Rows from a dataset
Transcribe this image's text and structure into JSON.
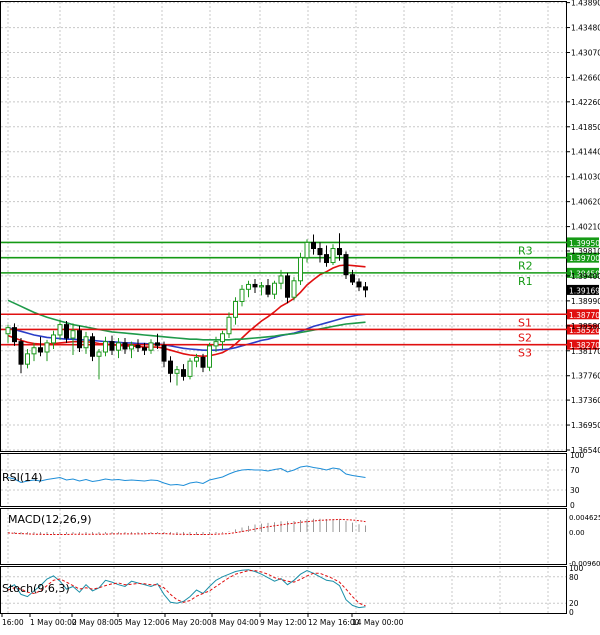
{
  "chart_data": [
    {
      "type": "candlestick",
      "panel": "price",
      "ylim": [
        1.3654,
        1.439
      ],
      "y_ticks": [
        1.3654,
        1.3695,
        1.3736,
        1.3776,
        1.3817,
        1.3858,
        1.3899,
        1.394,
        1.3981,
        1.4021,
        1.4062,
        1.4103,
        1.4144,
        1.4185,
        1.4226,
        1.4266,
        1.4307,
        1.4348,
        1.4389
      ],
      "y_tick_labels": [
        "1.36540",
        "1.36950",
        "1.37360",
        "1.37760",
        "1.38170",
        "1.38580",
        "1.38990",
        "1.39400",
        "1.39810",
        "1.40210",
        "1.40620",
        "1.41030",
        "1.41440",
        "1.41850",
        "1.42260",
        "1.42660",
        "1.43070",
        "1.43480",
        "1.43890"
      ],
      "x_tick_labels": [
        "16:00",
        "1 May 00:00",
        "2 May 08:00",
        "5 May 12:00",
        "6 May 20:00",
        "8 May 04:00",
        "9 May 12:00",
        "12 May 16:00",
        "14 May 00:00"
      ],
      "grid": true,
      "current_price": 1.3917,
      "current_price_label": "1.39169",
      "levels": [
        {
          "name": "R3",
          "value": 1.3995,
          "label": "1.39950",
          "color": "#159a15"
        },
        {
          "name": "R2",
          "value": 1.397,
          "label": "1.39700",
          "color": "#159a15"
        },
        {
          "name": "R1",
          "value": 1.3945,
          "label": "1.39450",
          "color": "#159a15"
        },
        {
          "name": "S1",
          "value": 1.3877,
          "label": "1.38770",
          "color": "#e01010"
        },
        {
          "name": "S2",
          "value": 1.3852,
          "label": "1.38520",
          "color": "#e01010"
        },
        {
          "name": "S3",
          "value": 1.3827,
          "label": "1.38270",
          "color": "#e01010"
        }
      ],
      "candles": [
        [
          1.3845,
          1.386,
          1.383,
          1.3855
        ],
        [
          1.3855,
          1.3862,
          1.3825,
          1.3832
        ],
        [
          1.3832,
          1.3838,
          1.378,
          1.3795
        ],
        [
          1.3795,
          1.382,
          1.3788,
          1.3812
        ],
        [
          1.3812,
          1.383,
          1.38,
          1.3822
        ],
        [
          1.3822,
          1.384,
          1.3808,
          1.3815
        ],
        [
          1.3815,
          1.3835,
          1.38,
          1.383
        ],
        [
          1.383,
          1.385,
          1.382,
          1.3843
        ],
        [
          1.3843,
          1.3868,
          1.3835,
          1.386
        ],
        [
          1.386,
          1.3866,
          1.383,
          1.3838
        ],
        [
          1.3838,
          1.3862,
          1.381,
          1.385
        ],
        [
          1.385,
          1.3858,
          1.3815,
          1.3822
        ],
        [
          1.3822,
          1.3848,
          1.3812,
          1.384
        ],
        [
          1.384,
          1.3846,
          1.38,
          1.3808
        ],
        [
          1.3808,
          1.382,
          1.377,
          1.3815
        ],
        [
          1.3815,
          1.384,
          1.3808,
          1.3832
        ],
        [
          1.3832,
          1.3842,
          1.381,
          1.3818
        ],
        [
          1.3818,
          1.3838,
          1.3805,
          1.383
        ],
        [
          1.383,
          1.3838,
          1.3812,
          1.382
        ],
        [
          1.382,
          1.3832,
          1.3805,
          1.3826
        ],
        [
          1.3826,
          1.3836,
          1.3815,
          1.3822
        ],
        [
          1.3822,
          1.383,
          1.381,
          1.3818
        ],
        [
          1.3818,
          1.3836,
          1.3812,
          1.383
        ],
        [
          1.383,
          1.3845,
          1.382,
          1.3826
        ],
        [
          1.3826,
          1.3832,
          1.379,
          1.38
        ],
        [
          1.38,
          1.3808,
          1.3765,
          1.378
        ],
        [
          1.378,
          1.3792,
          1.376,
          1.3786
        ],
        [
          1.3786,
          1.3795,
          1.3768,
          1.3775
        ],
        [
          1.3775,
          1.3805,
          1.377,
          1.38
        ],
        [
          1.38,
          1.3812,
          1.379,
          1.3806
        ],
        [
          1.3806,
          1.3812,
          1.3782,
          1.379
        ],
        [
          1.379,
          1.383,
          1.3784,
          1.3825
        ],
        [
          1.3825,
          1.384,
          1.3815,
          1.3832
        ],
        [
          1.3832,
          1.385,
          1.382,
          1.3845
        ],
        [
          1.3845,
          1.388,
          1.3838,
          1.3872
        ],
        [
          1.3872,
          1.3905,
          1.386,
          1.3898
        ],
        [
          1.3898,
          1.3925,
          1.389,
          1.3918
        ],
        [
          1.3918,
          1.3932,
          1.3905,
          1.3926
        ],
        [
          1.3926,
          1.3935,
          1.3912,
          1.3922
        ],
        [
          1.3922,
          1.393,
          1.3908,
          1.3924
        ],
        [
          1.3924,
          1.3935,
          1.3905,
          1.391
        ],
        [
          1.391,
          1.3932,
          1.3902,
          1.3928
        ],
        [
          1.3928,
          1.395,
          1.3918,
          1.394
        ],
        [
          1.394,
          1.3945,
          1.3895,
          1.3905
        ],
        [
          1.3905,
          1.3938,
          1.39,
          1.3932
        ],
        [
          1.3932,
          1.3978,
          1.3925,
          1.397
        ],
        [
          1.397,
          1.4,
          1.3962,
          1.3995
        ],
        [
          1.3995,
          1.4008,
          1.3975,
          1.3985
        ],
        [
          1.3985,
          1.3995,
          1.3962,
          1.3975
        ],
        [
          1.3975,
          1.399,
          1.3955,
          1.3962
        ],
        [
          1.3962,
          1.3992,
          1.3958,
          1.3985
        ],
        [
          1.3985,
          1.401,
          1.3965,
          1.3975
        ],
        [
          1.3975,
          1.398,
          1.3935,
          1.3942
        ],
        [
          1.3942,
          1.395,
          1.3925,
          1.393
        ],
        [
          1.393,
          1.3936,
          1.3915,
          1.3922
        ],
        [
          1.3922,
          1.393,
          1.3905,
          1.3917
        ]
      ],
      "series": [
        {
          "color": "#e01010",
          "values": [
            1.3842,
            1.3838,
            1.3834,
            1.3831,
            1.3829,
            1.3828,
            1.3828,
            1.3829,
            1.383,
            1.3831,
            1.3832,
            1.3832,
            1.3832,
            1.3831,
            1.3829,
            1.3828,
            1.3827,
            1.3826,
            1.3825,
            1.3825,
            1.3824,
            1.3823,
            1.3823,
            1.3823,
            1.3821,
            1.3818,
            1.3815,
            1.3812,
            1.381,
            1.3809,
            1.3808,
            1.3809,
            1.3811,
            1.3814,
            1.382,
            1.3828,
            1.3838,
            1.3848,
            1.3857,
            1.3866,
            1.3873,
            1.3881,
            1.389,
            1.3896,
            1.3903,
            1.3913,
            1.3925,
            1.3934,
            1.3942,
            1.3947,
            1.3953,
            1.3957,
            1.3958,
            1.3957,
            1.3956,
            1.3955
          ]
        },
        {
          "color": "#2a3ec8",
          "values": [
            1.3855,
            1.3852,
            1.3849,
            1.3846,
            1.3843,
            1.3841,
            1.3839,
            1.3838,
            1.3837,
            1.3836,
            1.3836,
            1.3835,
            1.3835,
            1.3834,
            1.3833,
            1.3832,
            1.3832,
            1.3831,
            1.383,
            1.383,
            1.3829,
            1.3829,
            1.3828,
            1.3828,
            1.3827,
            1.3825,
            1.3823,
            1.3821,
            1.382,
            1.3819,
            1.3818,
            1.3818,
            1.3818,
            1.3819,
            1.382,
            1.3822,
            1.3825,
            1.3828,
            1.3831,
            1.3834,
            1.3836,
            1.3839,
            1.3842,
            1.3844,
            1.3846,
            1.3849,
            1.3853,
            1.3857,
            1.386,
            1.3863,
            1.3866,
            1.3869,
            1.3872,
            1.3874,
            1.3876,
            1.3877
          ]
        },
        {
          "color": "#1f9a4a",
          "values": [
            1.39,
            1.3895,
            1.389,
            1.3885,
            1.388,
            1.3876,
            1.3872,
            1.3869,
            1.3866,
            1.3863,
            1.386,
            1.3858,
            1.3856,
            1.3854,
            1.3852,
            1.385,
            1.3848,
            1.3847,
            1.3846,
            1.3845,
            1.3844,
            1.3843,
            1.3842,
            1.3841,
            1.384,
            1.3839,
            1.3838,
            1.3837,
            1.3836,
            1.3836,
            1.3835,
            1.3835,
            1.3835,
            1.3835,
            1.3835,
            1.3836,
            1.3836,
            1.3837,
            1.3838,
            1.3839,
            1.384,
            1.3841,
            1.3843,
            1.3844,
            1.3845,
            1.3847,
            1.3849,
            1.3851,
            1.3853,
            1.3855,
            1.3857,
            1.3859,
            1.3861,
            1.3862,
            1.3863,
            1.3864
          ]
        }
      ]
    },
    {
      "type": "line",
      "panel": "RSI",
      "title": "RSI(14)",
      "ylim": [
        0,
        100
      ],
      "y_tick_labels": [
        "100",
        "70",
        "30",
        "0"
      ],
      "y_ticks": [
        100,
        70,
        30,
        0
      ],
      "guides": [
        70,
        30
      ],
      "values": [
        55,
        52,
        45,
        48,
        50,
        48,
        51,
        53,
        55,
        50,
        52,
        48,
        51,
        47,
        49,
        52,
        50,
        51,
        49,
        50,
        49,
        48,
        50,
        49,
        44,
        40,
        41,
        39,
        44,
        46,
        43,
        50,
        53,
        56,
        62,
        67,
        70,
        71,
        70,
        70,
        68,
        71,
        73,
        66,
        70,
        76,
        78,
        75,
        73,
        70,
        74,
        72,
        62,
        59,
        57,
        55
      ]
    },
    {
      "type": "bar",
      "panel": "MACD",
      "title": "MACD(12,26,9)",
      "ylim": [
        -0.00961,
        0.0068
      ],
      "y_tick_labels": [
        "0.004625",
        "0.00",
        "-0.009608"
      ],
      "y_ticks": [
        0.004625,
        0,
        -0.009608
      ],
      "histogram": [
        -0.0004,
        -0.0005,
        -0.0007,
        -0.0008,
        -0.0008,
        -0.0009,
        -0.0009,
        -0.0008,
        -0.0007,
        -0.0007,
        -0.0006,
        -0.0006,
        -0.0006,
        -0.0006,
        -0.0007,
        -0.0006,
        -0.0006,
        -0.0006,
        -0.0006,
        -0.0005,
        -0.0005,
        -0.0005,
        -0.0005,
        -0.0005,
        -0.0006,
        -0.0008,
        -0.0009,
        -0.001,
        -0.001,
        -0.0009,
        -0.0009,
        -0.0007,
        -0.0005,
        -0.0003,
        0.0002,
        0.0008,
        0.0014,
        0.0019,
        0.0023,
        0.0026,
        0.0028,
        0.003,
        0.0033,
        0.0033,
        0.0034,
        0.0037,
        0.004,
        0.0041,
        0.0041,
        0.004,
        0.004,
        0.0039,
        0.0034,
        0.0029,
        0.0024,
        0.002
      ],
      "signal": [
        -0.0003,
        -0.0004,
        -0.0005,
        -0.0006,
        -0.0007,
        -0.0007,
        -0.0008,
        -0.0008,
        -0.0008,
        -0.0008,
        -0.0007,
        -0.0007,
        -0.0007,
        -0.0007,
        -0.0007,
        -0.0007,
        -0.0006,
        -0.0006,
        -0.0006,
        -0.0006,
        -0.0006,
        -0.0006,
        -0.0005,
        -0.0005,
        -0.0005,
        -0.0006,
        -0.0007,
        -0.0007,
        -0.0008,
        -0.0008,
        -0.0008,
        -0.0008,
        -0.0007,
        -0.0006,
        -0.0005,
        -0.0002,
        0.0001,
        0.0005,
        0.0009,
        0.0013,
        0.0016,
        0.0019,
        0.0022,
        0.0025,
        0.0027,
        0.003,
        0.0032,
        0.0034,
        0.0036,
        0.0037,
        0.0038,
        0.0039,
        0.0038,
        0.0037,
        0.0035,
        0.0032
      ]
    },
    {
      "type": "line",
      "panel": "Stochastic",
      "title": "Stoch(9,6,3)",
      "ylim": [
        0,
        100
      ],
      "y_tick_labels": [
        "100",
        "80",
        "20",
        "0"
      ],
      "y_ticks": [
        100,
        80,
        20,
        0
      ],
      "guides": [
        80,
        20
      ],
      "series": [
        {
          "color": "#1a8fa8",
          "values": [
            55,
            62,
            40,
            35,
            48,
            60,
            75,
            82,
            70,
            52,
            58,
            45,
            62,
            48,
            55,
            72,
            68,
            62,
            58,
            70,
            66,
            62,
            58,
            64,
            40,
            22,
            20,
            24,
            35,
            50,
            42,
            58,
            72,
            80,
            86,
            92,
            95,
            96,
            92,
            86,
            78,
            70,
            76,
            62,
            72,
            86,
            94,
            88,
            80,
            72,
            70,
            60,
            28,
            15,
            10,
            12
          ]
        },
        {
          "color": "#e01010",
          "dashed": true,
          "values": [
            50,
            55,
            52,
            45,
            42,
            48,
            60,
            72,
            75,
            68,
            60,
            52,
            55,
            52,
            55,
            60,
            64,
            66,
            62,
            63,
            65,
            64,
            62,
            62,
            55,
            40,
            28,
            22,
            26,
            36,
            42,
            48,
            58,
            68,
            78,
            86,
            90,
            94,
            94,
            91,
            86,
            78,
            74,
            70,
            68,
            74,
            82,
            88,
            88,
            82,
            76,
            68,
            52,
            35,
            20,
            14
          ]
        }
      ]
    }
  ]
}
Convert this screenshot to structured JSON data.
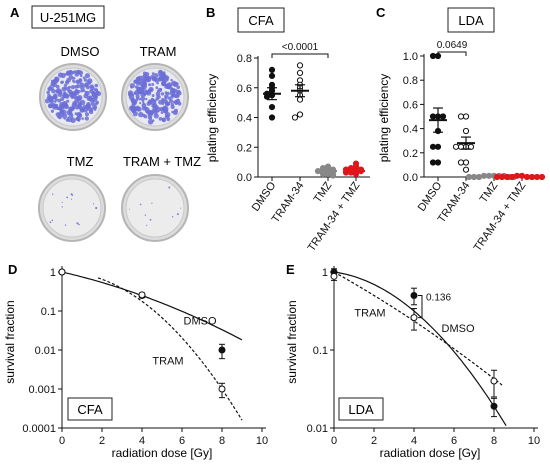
{
  "figure": {
    "panels": {
      "A": {
        "letter": "A",
        "cell_line": "U-251MG",
        "dishes": [
          "DMSO",
          "TRAM",
          "TMZ",
          "TRAM + TMZ"
        ]
      }
    }
  },
  "colors": {
    "black": "#111111",
    "grey": "#888888",
    "red": "#e0161b",
    "dish_stain": "#6b6fd6"
  },
  "chart_data": [
    {
      "id": "B",
      "letter": "B",
      "type": "scatter",
      "title": "CFA",
      "xlabel": "",
      "ylabel": "plating efficiency",
      "ylim": [
        0,
        0.8
      ],
      "yticks": [
        0.0,
        0.2,
        0.4,
        0.6,
        0.8
      ],
      "categories": [
        "DMSO",
        "TRAM-34",
        "TMZ",
        "TRAM-34 + TMZ"
      ],
      "groups": [
        {
          "name": "DMSO",
          "color": "#111111",
          "filled": true,
          "points": [
            0.72,
            0.68,
            0.62,
            0.6,
            0.58,
            0.56,
            0.55,
            0.54,
            0.47,
            0.4
          ],
          "mean": 0.56,
          "sem": 0.04
        },
        {
          "name": "TRAM-34",
          "color": "#111111",
          "filled": false,
          "points": [
            0.75,
            0.7,
            0.65,
            0.62,
            0.6,
            0.58,
            0.55,
            0.52,
            0.42,
            0.4
          ],
          "mean": 0.58,
          "sem": 0.04
        },
        {
          "name": "TMZ",
          "color": "#888888",
          "filled": true,
          "points": [
            0.07,
            0.06,
            0.05,
            0.04,
            0.03,
            0.02,
            0.03,
            0.04,
            0.02,
            0.01
          ],
          "mean": 0.04,
          "sem": 0.01
        },
        {
          "name": "TRAM-34 + TMZ",
          "color": "#e0161b",
          "filled": true,
          "points": [
            0.09,
            0.07,
            0.06,
            0.05,
            0.04,
            0.03,
            0.02,
            0.04,
            0.05,
            0.03
          ],
          "mean": 0.04,
          "sem": 0.01
        }
      ],
      "annotation": {
        "text": "<0.0001",
        "between": [
          "DMSO",
          "TMZ"
        ]
      }
    },
    {
      "id": "C",
      "letter": "C",
      "type": "scatter",
      "title": "LDA",
      "xlabel": "",
      "ylabel": "plating efficiency",
      "ylim": [
        0,
        1.0
      ],
      "yticks": [
        0.0,
        0.2,
        0.4,
        0.6,
        0.8,
        1.0
      ],
      "categories": [
        "DMSO",
        "TRAM-34",
        "TMZ",
        "TRAM-34 + TMZ"
      ],
      "groups": [
        {
          "name": "DMSO",
          "color": "#111111",
          "filled": true,
          "points": [
            1.0,
            1.0,
            0.5,
            0.5,
            0.5,
            0.38,
            0.25,
            0.25,
            0.12,
            0.12
          ],
          "mean": 0.47,
          "sem": 0.1
        },
        {
          "name": "TRAM-34",
          "color": "#111111",
          "filled": false,
          "points": [
            0.5,
            0.5,
            0.38,
            0.25,
            0.25,
            0.25,
            0.25,
            0.12,
            0.12,
            0.06
          ],
          "mean": 0.28,
          "sem": 0.05
        },
        {
          "name": "TMZ",
          "color": "#888888",
          "filled": true,
          "points": [
            0.01,
            0.01,
            0.01,
            0.01,
            0.01,
            0.0,
            0.0,
            0.0,
            0.0,
            0.0
          ],
          "mean": 0.005,
          "sem": 0.002
        },
        {
          "name": "TRAM-34 + TMZ",
          "color": "#e0161b",
          "filled": true,
          "points": [
            0.01,
            0.01,
            0.0,
            0.0,
            0.0,
            0.0,
            0.0,
            0.0,
            0.0,
            0.0
          ],
          "mean": 0.003,
          "sem": 0.001
        }
      ],
      "annotation": {
        "text": "0.0649",
        "between": [
          "DMSO",
          "TRAM-34"
        ]
      }
    },
    {
      "id": "D",
      "letter": "D",
      "type": "line",
      "title": "CFA",
      "xlabel": "radiation dose [Gy]",
      "ylabel": "survival fraction",
      "xlim": [
        0,
        10
      ],
      "xticks": [
        0,
        2,
        4,
        6,
        8,
        10
      ],
      "ylim": [
        0.0001,
        1
      ],
      "yscale": "log",
      "yticks": [
        {
          "v": 1,
          "label": "1"
        },
        {
          "v": 0.1,
          "label": "0.1"
        },
        {
          "v": 0.01,
          "label": "0.01"
        },
        {
          "v": 0.001,
          "label": "0.001"
        },
        {
          "v": 0.0001,
          "label": "0.0001"
        }
      ],
      "series": [
        {
          "name": "DMSO",
          "style": "solid",
          "marker": "filled",
          "x": [
            0,
            4,
            8
          ],
          "y": [
            1.0,
            0.25,
            0.01
          ],
          "err": [
            0.0,
            0.03,
            0.004
          ],
          "fit": {
            "alpha": 0.27,
            "beta": 0.0195,
            "x_start": 0,
            "x_end": 9
          }
        },
        {
          "name": "TRAM",
          "style": "dashed",
          "marker": "open",
          "x": [
            0,
            4,
            8
          ],
          "y": [
            1.0,
            0.26,
            0.001
          ],
          "err": [
            0.0,
            0.03,
            0.0004
          ],
          "fit": {
            "alpha": 0.0,
            "beta": 0.108,
            "x_start": 1.8,
            "x_end": 9
          }
        }
      ],
      "labels": [
        {
          "series": "DMSO",
          "text": "DMSO"
        },
        {
          "series": "TRAM",
          "text": "TRAM"
        }
      ]
    },
    {
      "id": "E",
      "letter": "E",
      "type": "line",
      "title": "LDA",
      "xlabel": "radiation dose [Gy]",
      "ylabel": "survival fraction",
      "xlim": [
        0,
        10
      ],
      "xticks": [
        0,
        2,
        4,
        6,
        8,
        10
      ],
      "ylim": [
        0.01,
        1
      ],
      "yscale": "log",
      "yticks": [
        {
          "v": 1,
          "label": "1"
        },
        {
          "v": 0.1,
          "label": "0.1"
        },
        {
          "v": 0.01,
          "label": "0.01"
        }
      ],
      "series": [
        {
          "name": "DMSO",
          "style": "solid",
          "marker": "filled",
          "x": [
            0,
            4,
            8
          ],
          "y": [
            1.0,
            0.5,
            0.019
          ],
          "err": [
            0.1,
            0.12,
            0.005
          ],
          "fit": {
            "alpha": 0.08,
            "beta": 0.052,
            "x_start": 0,
            "x_end": 8.9
          }
        },
        {
          "name": "TRAM",
          "style": "dashed",
          "marker": "open",
          "x": [
            0,
            4,
            8
          ],
          "y": [
            0.88,
            0.26,
            0.04
          ],
          "err": [
            0.1,
            0.08,
            0.015
          ],
          "fit": {
            "alpha": 0.33,
            "beta": 0.008,
            "x_start": 0,
            "x_end": 8.4
          }
        }
      ],
      "labels": [
        {
          "series": "TRAM",
          "text": "TRAM"
        },
        {
          "series": "DMSO",
          "text": "DMSO"
        }
      ],
      "annotation": {
        "text": "0.136",
        "x": 4
      }
    }
  ]
}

▶ _INSTRUCTIONS FOR THE TASK_:
Return each line with "title".

▶ _REPLY TO THE EXERCISE_:
      "title": "RSI(14)",
      "title": "MACD(12,26,9)",
      "title": "Stoch(9,6,3)",
      "title": "CFA",
      "title": "LDA",
      "title": "CFA",
      "title": "LDA",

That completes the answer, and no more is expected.